**TASK GOAL:** Look at the entries below and reproduce them exactly.

**RECORDS FOR THE EXERCISE:**
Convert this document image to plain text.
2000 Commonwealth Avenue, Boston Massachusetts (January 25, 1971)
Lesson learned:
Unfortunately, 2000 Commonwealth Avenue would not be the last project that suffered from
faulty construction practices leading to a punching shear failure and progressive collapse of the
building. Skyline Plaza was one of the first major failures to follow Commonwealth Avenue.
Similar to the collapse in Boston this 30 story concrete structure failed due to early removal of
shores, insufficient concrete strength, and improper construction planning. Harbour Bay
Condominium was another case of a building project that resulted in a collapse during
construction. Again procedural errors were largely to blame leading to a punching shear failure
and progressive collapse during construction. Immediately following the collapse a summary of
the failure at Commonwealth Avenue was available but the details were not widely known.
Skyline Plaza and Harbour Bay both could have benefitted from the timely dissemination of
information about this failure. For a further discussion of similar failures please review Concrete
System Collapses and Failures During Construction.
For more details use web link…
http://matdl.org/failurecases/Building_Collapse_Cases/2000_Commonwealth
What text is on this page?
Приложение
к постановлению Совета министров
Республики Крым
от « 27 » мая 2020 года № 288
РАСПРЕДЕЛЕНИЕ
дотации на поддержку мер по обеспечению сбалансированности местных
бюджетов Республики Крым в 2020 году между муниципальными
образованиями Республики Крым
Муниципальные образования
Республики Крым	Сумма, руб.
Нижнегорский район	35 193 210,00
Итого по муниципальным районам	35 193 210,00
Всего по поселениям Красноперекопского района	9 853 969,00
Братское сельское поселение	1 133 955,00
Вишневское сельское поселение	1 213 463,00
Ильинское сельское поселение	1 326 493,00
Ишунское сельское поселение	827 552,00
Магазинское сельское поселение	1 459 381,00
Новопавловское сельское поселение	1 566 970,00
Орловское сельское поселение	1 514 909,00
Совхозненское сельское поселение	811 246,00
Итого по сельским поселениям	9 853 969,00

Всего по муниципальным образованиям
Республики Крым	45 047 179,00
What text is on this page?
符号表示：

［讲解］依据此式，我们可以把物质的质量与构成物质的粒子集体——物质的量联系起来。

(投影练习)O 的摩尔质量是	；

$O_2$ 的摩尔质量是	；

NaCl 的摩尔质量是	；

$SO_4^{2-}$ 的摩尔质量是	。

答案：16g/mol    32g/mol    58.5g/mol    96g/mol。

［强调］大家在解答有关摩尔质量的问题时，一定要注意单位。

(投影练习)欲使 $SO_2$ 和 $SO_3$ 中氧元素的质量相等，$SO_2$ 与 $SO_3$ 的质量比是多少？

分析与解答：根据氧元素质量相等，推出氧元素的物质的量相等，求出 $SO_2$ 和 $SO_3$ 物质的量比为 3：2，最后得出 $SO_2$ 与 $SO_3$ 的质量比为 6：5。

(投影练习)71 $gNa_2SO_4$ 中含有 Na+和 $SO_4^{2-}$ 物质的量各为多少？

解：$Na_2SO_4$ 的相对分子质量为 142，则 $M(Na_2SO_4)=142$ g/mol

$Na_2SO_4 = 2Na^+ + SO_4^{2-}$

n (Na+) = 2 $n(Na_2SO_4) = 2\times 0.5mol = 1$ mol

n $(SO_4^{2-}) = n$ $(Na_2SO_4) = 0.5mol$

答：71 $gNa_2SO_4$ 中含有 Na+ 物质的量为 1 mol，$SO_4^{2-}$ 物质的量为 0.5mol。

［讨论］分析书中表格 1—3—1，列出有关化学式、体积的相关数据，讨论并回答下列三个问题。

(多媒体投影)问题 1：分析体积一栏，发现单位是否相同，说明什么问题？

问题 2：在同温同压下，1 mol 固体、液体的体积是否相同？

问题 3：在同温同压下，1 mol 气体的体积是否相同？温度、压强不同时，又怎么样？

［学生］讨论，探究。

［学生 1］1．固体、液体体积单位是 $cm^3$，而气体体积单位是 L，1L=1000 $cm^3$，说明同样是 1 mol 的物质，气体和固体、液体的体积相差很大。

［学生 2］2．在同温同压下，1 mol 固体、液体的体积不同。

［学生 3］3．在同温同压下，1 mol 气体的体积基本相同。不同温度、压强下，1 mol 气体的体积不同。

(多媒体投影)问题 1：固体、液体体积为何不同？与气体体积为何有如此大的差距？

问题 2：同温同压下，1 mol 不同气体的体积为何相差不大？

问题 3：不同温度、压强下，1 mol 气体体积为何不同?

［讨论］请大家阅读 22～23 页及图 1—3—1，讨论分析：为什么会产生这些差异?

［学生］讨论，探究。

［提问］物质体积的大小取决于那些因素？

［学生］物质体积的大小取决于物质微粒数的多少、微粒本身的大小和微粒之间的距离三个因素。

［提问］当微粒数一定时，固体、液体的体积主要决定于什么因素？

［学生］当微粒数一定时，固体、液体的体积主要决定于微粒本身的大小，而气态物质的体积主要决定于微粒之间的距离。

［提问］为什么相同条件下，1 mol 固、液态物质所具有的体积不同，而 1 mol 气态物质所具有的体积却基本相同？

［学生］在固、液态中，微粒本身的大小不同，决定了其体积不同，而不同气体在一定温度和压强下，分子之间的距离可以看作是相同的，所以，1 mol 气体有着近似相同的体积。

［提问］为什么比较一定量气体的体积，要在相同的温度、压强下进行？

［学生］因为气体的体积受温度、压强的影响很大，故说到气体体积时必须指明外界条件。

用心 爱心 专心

**FINAL RESULT:**
Convert this document image to plain text.
2000 Commonwealth Avenue, Boston Massachusetts (January 25, 1971)
Lesson learned:
Unfortunately, 2000 Commonwealth Avenue would not be the last project that suffered from
faulty construction practices leading to a punching shear failure and progressive collapse of the
building. Skyline Plaza was one of the first major failures to follow Commonwealth Avenue.
Similar to the collapse in Boston this 30 story concrete structure failed due to early removal of
shores, insufficient concrete strength, and improper construction planning. Harbour Bay
Condominium was another case of a building project that resulted in a collapse during
construction. Again procedural errors were largely to blame leading to a punching shear failure
and progressive collapse during construction. Immediately following the collapse a summary of
the failure at Commonwealth Avenue was available but the details were not widely known.
Skyline Plaza and Harbour Bay both could have benefitted from the timely dissemination of
information about this failure. For a further discussion of similar failures please review Concrete
System Collapses and Failures During Construction.
For more details use web link…
http://matdl.org/failurecases/Building_Collapse_Cases/2000_Commonwealth
What text is on this page?
Приложение
к постановлению Совета министров
Республики Крым
от « 27 » мая 2020 года № 288
РАСПРЕДЕЛЕНИЕ
дотации на поддержку мер по обеспечению сбалансированности местных
бюджетов Республики Крым в 2020 году между муниципальными
образованиями Республики Крым
Муниципальные образования
Республики Крым	Сумма, руб.
Нижнегорский район	35 193 210,00
Итого по муниципальным районам	35 193 210,00
Всего по поселениям Красноперекопского района	9 853 969,00
Братское сельское поселение	1 133 955,00
Вишневское сельское поселение	1 213 463,00
Ильинское сельское поселение	1 326 493,00
Ишунское сельское поселение	827 552,00
Магазинское сельское поселение	1 459 381,00
Новопавловское сельское поселение	1 566 970,00
Орловское сельское поселение	1 514 909,00
Совхозненское сельское поселение	811 246,00
Итого по сельским поселениям	9 853 969,00

Всего по муниципальным образованиям
Республики Крым	45 047 179,00
What text is on this page?
符号表示：

［讲解］依据此式，我们可以把物质的质量与构成物质的粒子集体——物质的量联系起来。

(投影练习)O 的摩尔质量是	；

$O_2$ 的摩尔质量是	；

NaCl 的摩尔质量是	；

$SO_4^{2-}$ 的摩尔质量是	。

答案：16g/mol    32g/mol    58.5g/mol    96g/mol。

［强调］大家在解答有关摩尔质量的问题时，一定要注意单位。

(投影练习)欲使 $SO_2$ 和 $SO_3$ 中氧元素的质量相等，$SO_2$ 与 $SO_3$ 的质量比是多少？

分析与解答：根据氧元素质量相等，推出氧元素的物质的量相等，求出 $SO_2$ 和 $SO_3$ 物质的量比为 3：2，最后得出 $SO_2$ 与 $SO_3$ 的质量比为 6：5。

(投影练习)71 $gNa_2SO_4$ 中含有 Na+和 $SO_4^{2-}$ 物质的量各为多少？

解：$Na_2SO_4$ 的相对分子质量为 142，则 $M(Na_2SO_4)=142$ g/mol

$Na_2SO_4 = 2Na^+ + SO_4^{2-}$

n (Na+) = 2 $n(Na_2SO_4) = 2\times 0.5mol = 1$ mol

n $(SO_4^{2-}) = n$ $(Na_2SO_4) = 0.5mol$

答：71 $gNa_2SO_4$ 中含有 Na+ 物质的量为 1 mol，$SO_4^{2-}$ 物质的量为 0.5mol。

［讨论］分析书中表格 1—3—1，列出有关化学式、体积的相关数据，讨论并回答下列三个问题。

(多媒体投影)问题 1：分析体积一栏，发现单位是否相同，说明什么问题？

问题 2：在同温同压下，1 mol 固体、液体的体积是否相同？

问题 3：在同温同压下，1 mol 气体的体积是否相同？温度、压强不同时，又怎么样？

［学生］讨论，探究。

［学生 1］1．固体、液体体积单位是 $cm^3$，而气体体积单位是 L，1L=1000 $cm^3$，说明同样是 1 mol 的物质，气体和固体、液体的体积相差很大。

［学生 2］2．在同温同压下，1 mol 固体、液体的体积不同。

［学生 3］3．在同温同压下，1 mol 气体的体积基本相同。不同温度、压强下，1 mol 气体的体积不同。

(多媒体投影)问题 1：固体、液体体积为何不同？与气体体积为何有如此大的差距？

问题 2：同温同压下，1 mol 不同气体的体积为何相差不大？

问题 3：不同温度、压强下，1 mol 气体体积为何不同?

［讨论］请大家阅读 22～23 页及图 1—3—1，讨论分析：为什么会产生这些差异?

［学生］讨论，探究。

［提问］物质体积的大小取决于那些因素？

［学生］物质体积的大小取决于物质微粒数的多少、微粒本身的大小和微粒之间的距离三个因素。

［提问］当微粒数一定时，固体、液体的体积主要决定于什么因素？

［学生］当微粒数一定时，固体、液体的体积主要决定于微粒本身的大小，而气态物质的体积主要决定于微粒之间的距离。

［提问］为什么相同条件下，1 mol 固、液态物质所具有的体积不同，而 1 mol 气态物质所具有的体积却基本相同？

［学生］在固、液态中，微粒本身的大小不同，决定了其体积不同，而不同气体在一定温度和压强下，分子之间的距离可以看作是相同的，所以，1 mol 气体有着近似相同的体积。

［提问］为什么比较一定量气体的体积，要在相同的温度、压强下进行？

［学生］因为气体的体积受温度、压强的影响很大，故说到气体体积时必须指明外界条件。

用心 爱心 专心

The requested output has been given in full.